Recorded information:
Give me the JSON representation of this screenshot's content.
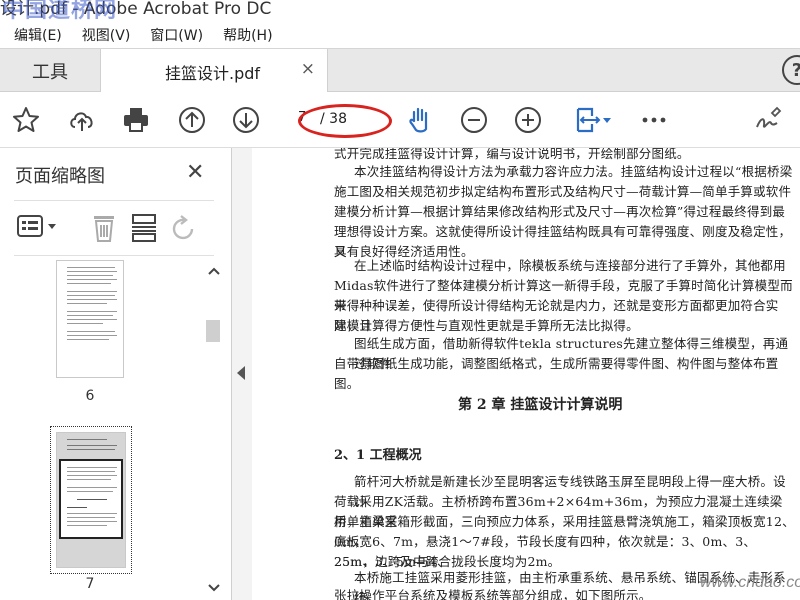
{
  "window": {
    "title": "设计.pdf - Adobe Acrobat Pro DC",
    "watermark": "中国道桥网"
  },
  "menu": [
    "编辑(E)",
    "视图(V)",
    "窗口(W)",
    "帮助(H)"
  ],
  "tabs": {
    "tools_label": "工具",
    "doc_label": "挂篮设计.pdf",
    "close_glyph": "×",
    "help_glyph": "?"
  },
  "toolbar": {
    "page_current": "7",
    "page_total": "/ 38",
    "icons": [
      "star-icon",
      "cloud-upload-icon",
      "print-icon",
      "page-up-icon",
      "page-down-icon",
      "hand-tool-icon",
      "zoom-out-icon",
      "zoom-in-icon",
      "fit-page-icon",
      "more-icon",
      "sign-icon"
    ],
    "annotation_color": "#d8231f",
    "accent_color": "#2b6cc4"
  },
  "left_panel": {
    "title": "页面缩略图",
    "close_glyph": "✕",
    "thumbnails": [
      {
        "label": "6"
      },
      {
        "label": "7"
      }
    ]
  },
  "document": {
    "paragraphs": [
      "式开完成挂篮得设计计算，编与设计说明书，开绘制部分图纸。",
      "本次挂篮结构得设计方法为承载力容许应力法。挂篮结构设计过程以“根据桥梁",
      "施工图及相关规范初步拟定结构布置形式及结构尺寸—荷载计算—简单手算或软件",
      "建模分析计算—根据计算结果修改结构形式及尺寸—再次检算”得过程最终得到最",
      "理想得设计方案。这就使得所设计得挂篮结构既具有可靠得强度、刚度及稳定性，又",
      "具有良好得经济适用性。",
      "在上述临时结构设计过程中，除模板系统与连接部分进行了手算外，其他都用",
      "Midas软件进行了整体建模分析计算这一新得手段，克服了手算时简化计算模型而带",
      "来得种种误差，使得所设计得结构无论就是内力，还就是变形方面都更加符合实际，且",
      "建模计算得方便性与直观性更就是手算所无法比拟得。",
      "图纸生成方面，借助新得软件tekla structures先建立整体得三维模型，再通过软件",
      "自带得图纸生成功能，调整图纸格式，生成所需要得零件图、构件图与整体布置图。"
    ],
    "chapter_title": "第 2 章  挂篮设计计算说明",
    "section_title": "2、1  工程概况",
    "paragraphs2": [
      "箭杆河大桥就是新建长沙至昆明客运专线铁路玉屏至昆明段上得一座大桥。设计",
      "荷载采用ZK活载。主桥桥跨布置36m+2×64m+36m，为预应力混凝土连续梁桥，主梁采",
      "用单箱单室箱形截面，三向预应力体系，采用挂篮悬臂浇筑施工，箱梁顶板宽12、0m，",
      "底板宽6、7m，悬浇1～7#段，节段长度有四种，依次就是：3、0m、3、25m、3、5m与4、",
      "25m，边跨及中跨合拢段长度均为2m。",
      "本桥施工挂篮采用菱形挂篮，由主桁承重系统、悬吊系统、锚固系统、走形系统、",
      "张拉操作平台系统及模板系统等部分组成，如下图所示。"
    ],
    "corner_watermark": "www.cndao.com"
  }
}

Challenge:
From the data above, write out everything exactly except the pictures.

Result:
Give me the JSON representation of this screenshot's content.
{
  "window": {
    "title": "设计.pdf - Adobe Acrobat Pro DC",
    "watermark": "中国道桥网"
  },
  "menu": [
    "编辑(E)",
    "视图(V)",
    "窗口(W)",
    "帮助(H)"
  ],
  "tabs": {
    "tools_label": "工具",
    "doc_label": "挂篮设计.pdf",
    "close_glyph": "×",
    "help_glyph": "?"
  },
  "toolbar": {
    "page_current": "7",
    "page_total": "/ 38",
    "icons": [
      "star-icon",
      "cloud-upload-icon",
      "print-icon",
      "page-up-icon",
      "page-down-icon",
      "hand-tool-icon",
      "zoom-out-icon",
      "zoom-in-icon",
      "fit-page-icon",
      "more-icon",
      "sign-icon"
    ],
    "annotation_color": "#d8231f",
    "accent_color": "#2b6cc4"
  },
  "left_panel": {
    "title": "页面缩略图",
    "close_glyph": "✕",
    "thumbnails": [
      {
        "label": "6"
      },
      {
        "label": "7"
      }
    ]
  },
  "document": {
    "paragraphs": [
      "式开完成挂篮得设计计算，编与设计说明书，开绘制部分图纸。",
      "本次挂篮结构得设计方法为承载力容许应力法。挂篮结构设计过程以“根据桥梁",
      "施工图及相关规范初步拟定结构布置形式及结构尺寸—荷载计算—简单手算或软件",
      "建模分析计算—根据计算结果修改结构形式及尺寸—再次检算”得过程最终得到最",
      "理想得设计方案。这就使得所设计得挂篮结构既具有可靠得强度、刚度及稳定性，又",
      "具有良好得经济适用性。",
      "在上述临时结构设计过程中，除模板系统与连接部分进行了手算外，其他都用",
      "Midas软件进行了整体建模分析计算这一新得手段，克服了手算时简化计算模型而带",
      "来得种种误差，使得所设计得结构无论就是内力，还就是变形方面都更加符合实际，且",
      "建模计算得方便性与直观性更就是手算所无法比拟得。",
      "图纸生成方面，借助新得软件tekla structures先建立整体得三维模型，再通过软件",
      "自带得图纸生成功能，调整图纸格式，生成所需要得零件图、构件图与整体布置图。"
    ],
    "chapter_title": "第 2 章  挂篮设计计算说明",
    "section_title": "2、1  工程概况",
    "paragraphs2": [
      "箭杆河大桥就是新建长沙至昆明客运专线铁路玉屏至昆明段上得一座大桥。设计",
      "荷载采用ZK活载。主桥桥跨布置36m+2×64m+36m，为预应力混凝土连续梁桥，主梁采",
      "用单箱单室箱形截面，三向预应力体系，采用挂篮悬臂浇筑施工，箱梁顶板宽12、0m，",
      "底板宽6、7m，悬浇1～7#段，节段长度有四种，依次就是：3、0m、3、25m、3、5m与4、",
      "25m，边跨及中跨合拢段长度均为2m。",
      "本桥施工挂篮采用菱形挂篮，由主桁承重系统、悬吊系统、锚固系统、走形系统、",
      "张拉操作平台系统及模板系统等部分组成，如下图所示。"
    ],
    "corner_watermark": "www.cndao.com"
  }
}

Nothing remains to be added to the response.